__Exercise details__
Copy each line holding the string "rating".

──────── Records provided ────────

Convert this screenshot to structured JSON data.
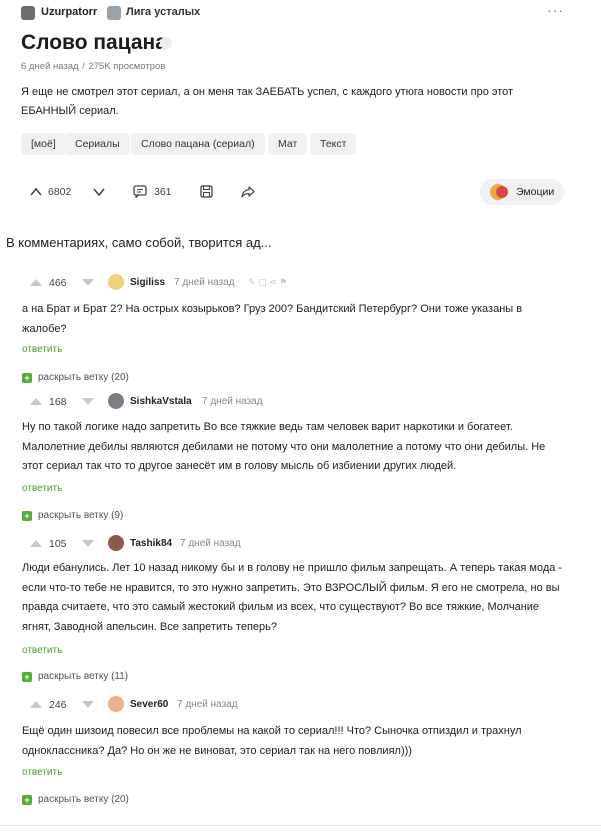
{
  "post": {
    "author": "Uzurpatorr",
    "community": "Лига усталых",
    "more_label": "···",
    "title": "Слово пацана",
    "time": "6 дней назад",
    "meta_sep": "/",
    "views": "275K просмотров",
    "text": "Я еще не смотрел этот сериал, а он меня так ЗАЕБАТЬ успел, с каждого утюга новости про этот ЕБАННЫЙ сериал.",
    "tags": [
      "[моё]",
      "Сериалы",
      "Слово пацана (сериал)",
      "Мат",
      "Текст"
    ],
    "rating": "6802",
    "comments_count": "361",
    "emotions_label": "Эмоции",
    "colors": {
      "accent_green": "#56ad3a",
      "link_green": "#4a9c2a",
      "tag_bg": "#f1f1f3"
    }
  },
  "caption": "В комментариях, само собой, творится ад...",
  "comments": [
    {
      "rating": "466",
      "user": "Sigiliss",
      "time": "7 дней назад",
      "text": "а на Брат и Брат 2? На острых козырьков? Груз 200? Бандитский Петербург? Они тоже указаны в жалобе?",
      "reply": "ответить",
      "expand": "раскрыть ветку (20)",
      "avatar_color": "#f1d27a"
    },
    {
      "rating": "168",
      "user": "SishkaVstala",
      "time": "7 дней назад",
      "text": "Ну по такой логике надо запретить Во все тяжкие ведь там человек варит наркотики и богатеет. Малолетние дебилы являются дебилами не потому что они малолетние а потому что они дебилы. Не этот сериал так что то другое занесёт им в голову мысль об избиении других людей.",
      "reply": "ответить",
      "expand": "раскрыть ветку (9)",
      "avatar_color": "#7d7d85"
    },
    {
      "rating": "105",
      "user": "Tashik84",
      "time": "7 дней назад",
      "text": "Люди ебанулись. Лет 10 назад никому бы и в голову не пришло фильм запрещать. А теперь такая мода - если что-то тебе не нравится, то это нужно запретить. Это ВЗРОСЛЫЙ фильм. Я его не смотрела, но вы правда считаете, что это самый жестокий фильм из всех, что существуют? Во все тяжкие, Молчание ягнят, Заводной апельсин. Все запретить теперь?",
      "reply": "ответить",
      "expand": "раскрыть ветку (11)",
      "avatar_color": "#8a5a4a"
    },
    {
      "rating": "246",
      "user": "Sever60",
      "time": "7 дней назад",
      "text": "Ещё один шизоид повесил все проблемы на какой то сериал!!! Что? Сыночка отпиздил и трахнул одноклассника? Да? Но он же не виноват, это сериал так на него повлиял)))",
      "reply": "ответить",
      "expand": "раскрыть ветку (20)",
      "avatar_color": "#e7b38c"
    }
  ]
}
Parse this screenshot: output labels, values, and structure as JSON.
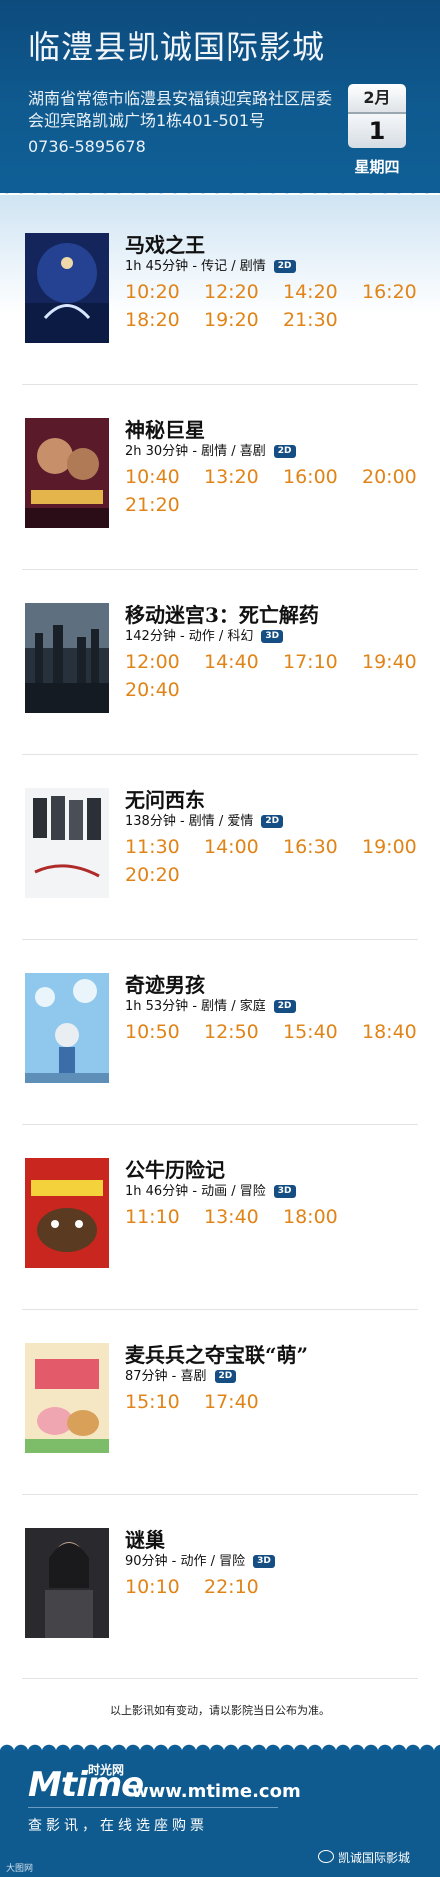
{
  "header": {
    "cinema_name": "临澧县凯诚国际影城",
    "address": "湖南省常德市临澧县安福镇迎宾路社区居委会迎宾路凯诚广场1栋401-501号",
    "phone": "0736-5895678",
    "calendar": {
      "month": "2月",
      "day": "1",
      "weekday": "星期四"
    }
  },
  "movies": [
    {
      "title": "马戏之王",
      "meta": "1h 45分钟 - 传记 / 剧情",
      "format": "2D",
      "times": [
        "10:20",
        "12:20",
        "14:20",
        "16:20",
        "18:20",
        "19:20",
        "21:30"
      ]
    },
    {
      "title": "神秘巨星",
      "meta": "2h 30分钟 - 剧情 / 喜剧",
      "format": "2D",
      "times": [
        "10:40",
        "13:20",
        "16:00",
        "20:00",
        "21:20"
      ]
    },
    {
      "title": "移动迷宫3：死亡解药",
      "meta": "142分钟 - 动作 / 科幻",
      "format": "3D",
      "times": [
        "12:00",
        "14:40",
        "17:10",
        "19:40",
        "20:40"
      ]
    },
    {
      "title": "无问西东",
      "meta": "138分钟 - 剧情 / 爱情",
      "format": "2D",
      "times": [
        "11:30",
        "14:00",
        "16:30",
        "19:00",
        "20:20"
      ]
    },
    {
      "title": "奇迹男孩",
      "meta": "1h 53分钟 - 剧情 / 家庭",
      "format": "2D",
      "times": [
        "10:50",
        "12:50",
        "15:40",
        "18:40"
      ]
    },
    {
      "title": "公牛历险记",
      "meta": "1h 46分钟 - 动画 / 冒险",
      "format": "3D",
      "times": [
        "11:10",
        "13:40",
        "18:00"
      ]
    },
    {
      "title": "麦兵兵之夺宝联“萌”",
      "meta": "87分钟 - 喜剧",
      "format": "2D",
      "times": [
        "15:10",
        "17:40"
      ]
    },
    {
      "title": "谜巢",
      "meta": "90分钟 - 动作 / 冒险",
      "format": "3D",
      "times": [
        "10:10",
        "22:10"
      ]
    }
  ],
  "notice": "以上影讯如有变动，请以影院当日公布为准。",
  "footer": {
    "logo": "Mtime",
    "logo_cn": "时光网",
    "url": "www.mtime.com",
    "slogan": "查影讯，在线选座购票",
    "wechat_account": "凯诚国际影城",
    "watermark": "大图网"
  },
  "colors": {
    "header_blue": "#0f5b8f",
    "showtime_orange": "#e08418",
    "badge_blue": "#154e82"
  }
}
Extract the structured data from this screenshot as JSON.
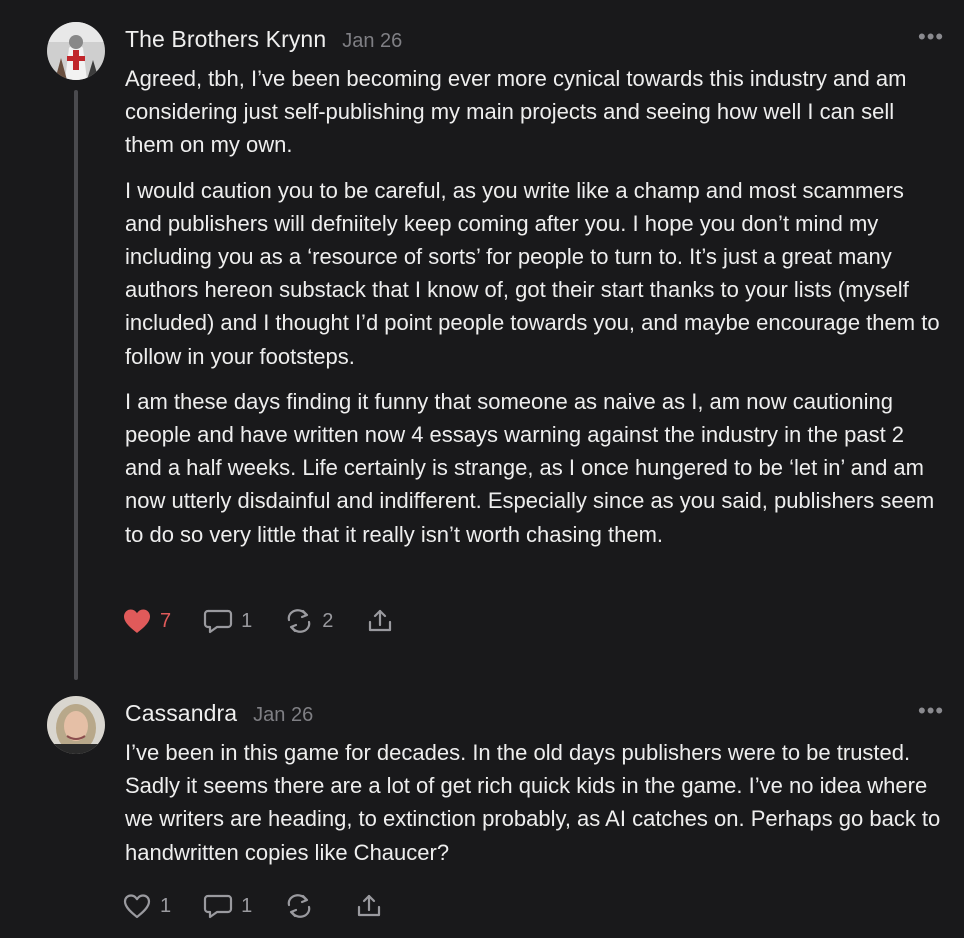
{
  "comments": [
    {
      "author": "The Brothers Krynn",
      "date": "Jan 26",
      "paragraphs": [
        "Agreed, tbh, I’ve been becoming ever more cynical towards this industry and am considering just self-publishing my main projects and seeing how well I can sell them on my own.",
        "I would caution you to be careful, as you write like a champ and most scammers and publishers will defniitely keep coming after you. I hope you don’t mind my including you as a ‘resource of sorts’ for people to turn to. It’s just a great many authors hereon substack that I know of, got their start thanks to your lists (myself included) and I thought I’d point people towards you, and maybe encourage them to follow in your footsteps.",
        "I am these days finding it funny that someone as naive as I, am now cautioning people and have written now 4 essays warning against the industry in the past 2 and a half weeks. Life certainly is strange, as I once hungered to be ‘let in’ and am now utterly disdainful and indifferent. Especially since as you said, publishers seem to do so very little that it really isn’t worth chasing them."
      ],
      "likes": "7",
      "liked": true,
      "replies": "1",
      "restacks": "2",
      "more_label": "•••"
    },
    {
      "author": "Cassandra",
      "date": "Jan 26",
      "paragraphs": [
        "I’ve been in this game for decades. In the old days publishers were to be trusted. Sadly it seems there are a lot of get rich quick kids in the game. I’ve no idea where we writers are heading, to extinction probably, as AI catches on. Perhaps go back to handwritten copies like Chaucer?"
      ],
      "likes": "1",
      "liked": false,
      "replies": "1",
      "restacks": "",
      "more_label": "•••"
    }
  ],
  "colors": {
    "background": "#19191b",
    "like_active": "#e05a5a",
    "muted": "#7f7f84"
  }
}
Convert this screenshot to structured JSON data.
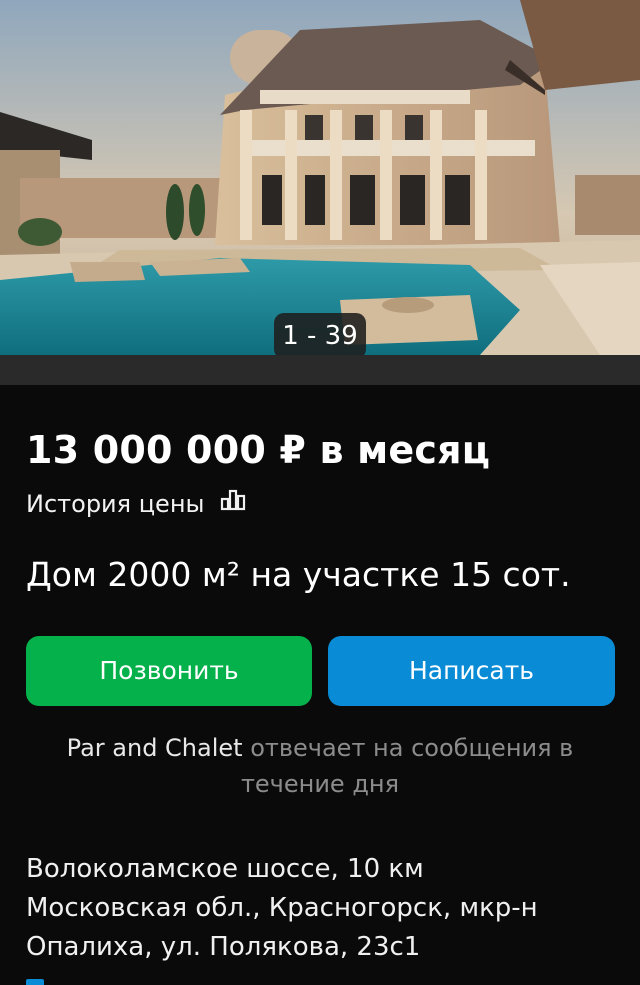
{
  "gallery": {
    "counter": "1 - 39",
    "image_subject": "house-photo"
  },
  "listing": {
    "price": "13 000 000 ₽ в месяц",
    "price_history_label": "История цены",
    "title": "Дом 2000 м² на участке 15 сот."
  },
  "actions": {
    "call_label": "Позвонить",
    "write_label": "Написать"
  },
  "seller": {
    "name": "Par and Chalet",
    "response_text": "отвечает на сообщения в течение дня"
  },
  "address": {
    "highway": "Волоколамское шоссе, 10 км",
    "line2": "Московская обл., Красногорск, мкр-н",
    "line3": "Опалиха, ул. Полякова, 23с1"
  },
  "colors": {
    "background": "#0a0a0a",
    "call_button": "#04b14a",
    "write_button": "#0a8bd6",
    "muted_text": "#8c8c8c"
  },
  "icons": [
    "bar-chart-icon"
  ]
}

────────

__Solution__
    "rating": "6802",
      "rating": "466",
      "rating": "168",
      "rating": "105",
      "rating": "246",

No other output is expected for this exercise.